* [Stored items from a collection]:
-- START --
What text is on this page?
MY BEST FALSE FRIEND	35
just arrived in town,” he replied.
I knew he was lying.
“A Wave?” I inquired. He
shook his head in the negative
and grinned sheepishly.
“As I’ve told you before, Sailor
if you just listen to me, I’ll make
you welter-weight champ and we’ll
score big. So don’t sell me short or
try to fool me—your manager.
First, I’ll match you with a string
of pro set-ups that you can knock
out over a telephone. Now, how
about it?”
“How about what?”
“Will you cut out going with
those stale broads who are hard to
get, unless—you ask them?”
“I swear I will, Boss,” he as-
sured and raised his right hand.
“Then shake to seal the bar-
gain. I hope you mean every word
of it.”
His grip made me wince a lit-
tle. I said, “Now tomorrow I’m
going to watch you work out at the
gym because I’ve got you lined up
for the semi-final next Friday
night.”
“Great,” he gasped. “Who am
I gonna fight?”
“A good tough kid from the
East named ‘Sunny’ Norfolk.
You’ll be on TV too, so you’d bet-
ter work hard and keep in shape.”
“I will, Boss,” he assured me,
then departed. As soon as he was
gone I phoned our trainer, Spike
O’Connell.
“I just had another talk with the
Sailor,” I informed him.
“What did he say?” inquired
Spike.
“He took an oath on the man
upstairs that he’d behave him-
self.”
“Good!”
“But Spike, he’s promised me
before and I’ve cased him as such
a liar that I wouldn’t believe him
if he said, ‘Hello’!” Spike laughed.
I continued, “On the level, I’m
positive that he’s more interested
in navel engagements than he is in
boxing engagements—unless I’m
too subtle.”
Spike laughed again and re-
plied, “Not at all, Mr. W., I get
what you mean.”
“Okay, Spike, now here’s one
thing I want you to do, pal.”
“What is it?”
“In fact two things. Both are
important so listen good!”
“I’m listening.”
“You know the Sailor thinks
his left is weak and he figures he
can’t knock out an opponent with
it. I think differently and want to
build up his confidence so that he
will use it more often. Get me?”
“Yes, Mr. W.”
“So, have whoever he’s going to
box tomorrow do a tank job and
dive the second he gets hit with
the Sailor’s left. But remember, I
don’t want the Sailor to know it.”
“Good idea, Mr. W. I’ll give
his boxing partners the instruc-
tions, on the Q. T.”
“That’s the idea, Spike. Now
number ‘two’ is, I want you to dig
-- END --
In the records above, how many lines include the string "left"? Answer with only the number.

* [RIGHT ANSWER]:
2